_TASK OBJECTIVE_
Take the entries below and print all of them exactly, please.

+===+

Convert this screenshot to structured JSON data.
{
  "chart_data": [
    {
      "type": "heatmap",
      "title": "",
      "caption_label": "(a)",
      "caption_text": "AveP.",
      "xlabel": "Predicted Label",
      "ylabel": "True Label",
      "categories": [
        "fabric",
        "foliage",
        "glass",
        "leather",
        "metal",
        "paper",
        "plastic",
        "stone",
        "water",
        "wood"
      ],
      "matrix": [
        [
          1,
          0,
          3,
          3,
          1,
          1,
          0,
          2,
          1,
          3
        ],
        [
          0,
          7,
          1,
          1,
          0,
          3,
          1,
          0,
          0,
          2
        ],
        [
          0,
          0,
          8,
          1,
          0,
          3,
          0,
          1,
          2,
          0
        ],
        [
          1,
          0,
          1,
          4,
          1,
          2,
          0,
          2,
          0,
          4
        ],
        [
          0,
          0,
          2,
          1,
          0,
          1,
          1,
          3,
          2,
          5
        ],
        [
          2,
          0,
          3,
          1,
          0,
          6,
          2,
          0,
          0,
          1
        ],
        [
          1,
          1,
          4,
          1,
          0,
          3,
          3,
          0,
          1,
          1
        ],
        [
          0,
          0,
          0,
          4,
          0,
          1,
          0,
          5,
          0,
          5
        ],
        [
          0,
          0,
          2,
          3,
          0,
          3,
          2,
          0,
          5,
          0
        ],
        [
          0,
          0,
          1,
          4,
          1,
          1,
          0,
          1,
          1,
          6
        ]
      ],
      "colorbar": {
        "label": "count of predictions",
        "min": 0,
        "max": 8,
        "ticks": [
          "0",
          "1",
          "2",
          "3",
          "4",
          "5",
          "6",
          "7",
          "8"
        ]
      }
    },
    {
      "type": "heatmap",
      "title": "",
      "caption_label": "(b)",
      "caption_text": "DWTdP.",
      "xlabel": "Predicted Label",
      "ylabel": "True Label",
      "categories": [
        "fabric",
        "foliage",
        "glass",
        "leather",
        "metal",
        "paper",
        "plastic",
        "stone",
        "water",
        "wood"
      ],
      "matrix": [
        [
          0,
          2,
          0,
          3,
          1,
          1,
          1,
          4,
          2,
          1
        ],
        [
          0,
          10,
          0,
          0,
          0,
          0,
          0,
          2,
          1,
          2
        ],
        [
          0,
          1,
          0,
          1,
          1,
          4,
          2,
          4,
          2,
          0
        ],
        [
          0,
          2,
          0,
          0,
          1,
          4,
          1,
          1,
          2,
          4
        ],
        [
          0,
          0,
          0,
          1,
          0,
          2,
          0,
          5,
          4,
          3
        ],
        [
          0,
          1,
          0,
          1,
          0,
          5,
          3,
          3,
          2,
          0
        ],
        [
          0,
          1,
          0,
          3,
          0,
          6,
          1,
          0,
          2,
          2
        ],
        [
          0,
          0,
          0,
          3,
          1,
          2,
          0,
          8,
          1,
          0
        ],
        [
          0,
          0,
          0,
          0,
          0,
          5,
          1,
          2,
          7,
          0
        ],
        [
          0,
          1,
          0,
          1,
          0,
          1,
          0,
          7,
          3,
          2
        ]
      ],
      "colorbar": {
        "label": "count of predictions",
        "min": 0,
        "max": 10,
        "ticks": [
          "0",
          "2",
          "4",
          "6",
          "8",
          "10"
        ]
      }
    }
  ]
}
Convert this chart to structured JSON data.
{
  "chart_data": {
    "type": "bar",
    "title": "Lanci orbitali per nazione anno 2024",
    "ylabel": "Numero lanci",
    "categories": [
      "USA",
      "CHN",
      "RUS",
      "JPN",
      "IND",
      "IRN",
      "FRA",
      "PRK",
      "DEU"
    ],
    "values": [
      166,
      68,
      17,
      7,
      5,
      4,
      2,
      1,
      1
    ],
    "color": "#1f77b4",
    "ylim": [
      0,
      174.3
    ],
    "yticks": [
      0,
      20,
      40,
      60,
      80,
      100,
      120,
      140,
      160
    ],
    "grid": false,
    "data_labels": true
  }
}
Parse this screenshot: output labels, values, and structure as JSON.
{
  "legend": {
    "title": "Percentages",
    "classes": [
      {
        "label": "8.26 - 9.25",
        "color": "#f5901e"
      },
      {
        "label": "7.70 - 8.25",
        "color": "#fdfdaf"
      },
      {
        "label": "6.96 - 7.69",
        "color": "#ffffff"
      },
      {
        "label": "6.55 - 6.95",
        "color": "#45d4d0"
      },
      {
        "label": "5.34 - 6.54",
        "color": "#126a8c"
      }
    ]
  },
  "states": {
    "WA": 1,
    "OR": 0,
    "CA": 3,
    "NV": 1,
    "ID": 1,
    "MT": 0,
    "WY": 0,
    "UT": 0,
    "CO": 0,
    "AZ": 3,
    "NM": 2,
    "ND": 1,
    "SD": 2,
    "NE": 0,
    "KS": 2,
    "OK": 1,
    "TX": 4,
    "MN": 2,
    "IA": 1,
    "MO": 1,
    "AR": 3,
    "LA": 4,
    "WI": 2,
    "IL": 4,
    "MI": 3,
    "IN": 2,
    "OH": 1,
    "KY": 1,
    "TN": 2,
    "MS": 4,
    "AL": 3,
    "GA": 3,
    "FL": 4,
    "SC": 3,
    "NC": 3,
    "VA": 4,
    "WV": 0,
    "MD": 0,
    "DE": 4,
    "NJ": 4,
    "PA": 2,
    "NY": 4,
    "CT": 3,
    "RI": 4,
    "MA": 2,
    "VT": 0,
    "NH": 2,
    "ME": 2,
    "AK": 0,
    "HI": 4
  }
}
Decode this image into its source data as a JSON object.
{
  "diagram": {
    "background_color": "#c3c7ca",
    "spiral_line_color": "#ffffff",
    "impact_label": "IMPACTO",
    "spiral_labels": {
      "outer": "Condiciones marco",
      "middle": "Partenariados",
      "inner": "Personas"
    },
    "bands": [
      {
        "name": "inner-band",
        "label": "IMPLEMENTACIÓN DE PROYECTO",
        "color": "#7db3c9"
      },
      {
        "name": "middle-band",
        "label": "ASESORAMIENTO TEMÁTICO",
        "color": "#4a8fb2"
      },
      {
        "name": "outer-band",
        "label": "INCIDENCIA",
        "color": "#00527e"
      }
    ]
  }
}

+===+

_RESPONSE BELOW_
Convert this screenshot to structured JSON data.
{
  "chart_data": [
    {
      "type": "heatmap",
      "title": "",
      "caption_label": "(a)",
      "caption_text": "AveP.",
      "xlabel": "Predicted Label",
      "ylabel": "True Label",
      "categories": [
        "fabric",
        "foliage",
        "glass",
        "leather",
        "metal",
        "paper",
        "plastic",
        "stone",
        "water",
        "wood"
      ],
      "matrix": [
        [
          1,
          0,
          3,
          3,
          1,
          1,
          0,
          2,
          1,
          3
        ],
        [
          0,
          7,
          1,
          1,
          0,
          3,
          1,
          0,
          0,
          2
        ],
        [
          0,
          0,
          8,
          1,
          0,
          3,
          0,
          1,
          2,
          0
        ],
        [
          1,
          0,
          1,
          4,
          1,
          2,
          0,
          2,
          0,
          4
        ],
        [
          0,
          0,
          2,
          1,
          0,
          1,
          1,
          3,
          2,
          5
        ],
        [
          2,
          0,
          3,
          1,
          0,
          6,
          2,
          0,
          0,
          1
        ],
        [
          1,
          1,
          4,
          1,
          0,
          3,
          3,
          0,
          1,
          1
        ],
        [
          0,
          0,
          0,
          4,
          0,
          1,
          0,
          5,
          0,
          5
        ],
        [
          0,
          0,
          2,
          3,
          0,
          3,
          2,
          0,
          5,
          0
        ],
        [
          0,
          0,
          1,
          4,
          1,
          1,
          0,
          1,
          1,
          6
        ]
      ],
      "colorbar": {
        "label": "count of predictions",
        "min": 0,
        "max": 8,
        "ticks": [
          "0",
          "1",
          "2",
          "3",
          "4",
          "5",
          "6",
          "7",
          "8"
        ]
      }
    },
    {
      "type": "heatmap",
      "title": "",
      "caption_label": "(b)",
      "caption_text": "DWTdP.",
      "xlabel": "Predicted Label",
      "ylabel": "True Label",
      "categories": [
        "fabric",
        "foliage",
        "glass",
        "leather",
        "metal",
        "paper",
        "plastic",
        "stone",
        "water",
        "wood"
      ],
      "matrix": [
        [
          0,
          2,
          0,
          3,
          1,
          1,
          1,
          4,
          2,
          1
        ],
        [
          0,
          10,
          0,
          0,
          0,
          0,
          0,
          2,
          1,
          2
        ],
        [
          0,
          1,
          0,
          1,
          1,
          4,
          2,
          4,
          2,
          0
        ],
        [
          0,
          2,
          0,
          0,
          1,
          4,
          1,
          1,
          2,
          4
        ],
        [
          0,
          0,
          0,
          1,
          0,
          2,
          0,
          5,
          4,
          3
        ],
        [
          0,
          1,
          0,
          1,
          0,
          5,
          3,
          3,
          2,
          0
        ],
        [
          0,
          1,
          0,
          3,
          0,
          6,
          1,
          0,
          2,
          2
        ],
        [
          0,
          0,
          0,
          3,
          1,
          2,
          0,
          8,
          1,
          0
        ],
        [
          0,
          0,
          0,
          0,
          0,
          5,
          1,
          2,
          7,
          0
        ],
        [
          0,
          1,
          0,
          1,
          0,
          1,
          0,
          7,
          3,
          2
        ]
      ],
      "colorbar": {
        "label": "count of predictions",
        "min": 0,
        "max": 10,
        "ticks": [
          "0",
          "2",
          "4",
          "6",
          "8",
          "10"
        ]
      }
    }
  ]
}
Convert this chart to structured JSON data.
{
  "chart_data": {
    "type": "bar",
    "title": "Lanci orbitali per nazione anno 2024",
    "ylabel": "Numero lanci",
    "categories": [
      "USA",
      "CHN",
      "RUS",
      "JPN",
      "IND",
      "IRN",
      "FRA",
      "PRK",
      "DEU"
    ],
    "values": [
      166,
      68,
      17,
      7,
      5,
      4,
      2,
      1,
      1
    ],
    "color": "#1f77b4",
    "ylim": [
      0,
      174.3
    ],
    "yticks": [
      0,
      20,
      40,
      60,
      80,
      100,
      120,
      140,
      160
    ],
    "grid": false,
    "data_labels": true
  }
}
Parse this screenshot: output labels, values, and structure as JSON.
{
  "legend": {
    "title": "Percentages",
    "classes": [
      {
        "label": "8.26 - 9.25",
        "color": "#f5901e"
      },
      {
        "label": "7.70 - 8.25",
        "color": "#fdfdaf"
      },
      {
        "label": "6.96 - 7.69",
        "color": "#ffffff"
      },
      {
        "label": "6.55 - 6.95",
        "color": "#45d4d0"
      },
      {
        "label": "5.34 - 6.54",
        "color": "#126a8c"
      }
    ]
  },
  "states": {
    "WA": 1,
    "OR": 0,
    "CA": 3,
    "NV": 1,
    "ID": 1,
    "MT": 0,
    "WY": 0,
    "UT": 0,
    "CO": 0,
    "AZ": 3,
    "NM": 2,
    "ND": 1,
    "SD": 2,
    "NE": 0,
    "KS": 2,
    "OK": 1,
    "TX": 4,
    "MN": 2,
    "IA": 1,
    "MO": 1,
    "AR": 3,
    "LA": 4,
    "WI": 2,
    "IL": 4,
    "MI": 3,
    "IN": 2,
    "OH": 1,
    "KY": 1,
    "TN": 2,
    "MS": 4,
    "AL": 3,
    "GA": 3,
    "FL": 4,
    "SC": 3,
    "NC": 3,
    "VA": 4,
    "WV": 0,
    "MD": 0,
    "DE": 4,
    "NJ": 4,
    "PA": 2,
    "NY": 4,
    "CT": 3,
    "RI": 4,
    "MA": 2,
    "VT": 0,
    "NH": 2,
    "ME": 2,
    "AK": 0,
    "HI": 4
  }
}
Decode this image into its source data as a JSON object.
{
  "diagram": {
    "background_color": "#c3c7ca",
    "spiral_line_color": "#ffffff",
    "impact_label": "IMPACTO",
    "spiral_labels": {
      "outer": "Condiciones marco",
      "middle": "Partenariados",
      "inner": "Personas"
    },
    "bands": [
      {
        "name": "inner-band",
        "label": "IMPLEMENTACIÓN DE PROYECTO",
        "color": "#7db3c9"
      },
      {
        "name": "middle-band",
        "label": "ASESORAMIENTO TEMÁTICO",
        "color": "#4a8fb2"
      },
      {
        "name": "outer-band",
        "label": "INCIDENCIA",
        "color": "#00527e"
      }
    ]
  }
}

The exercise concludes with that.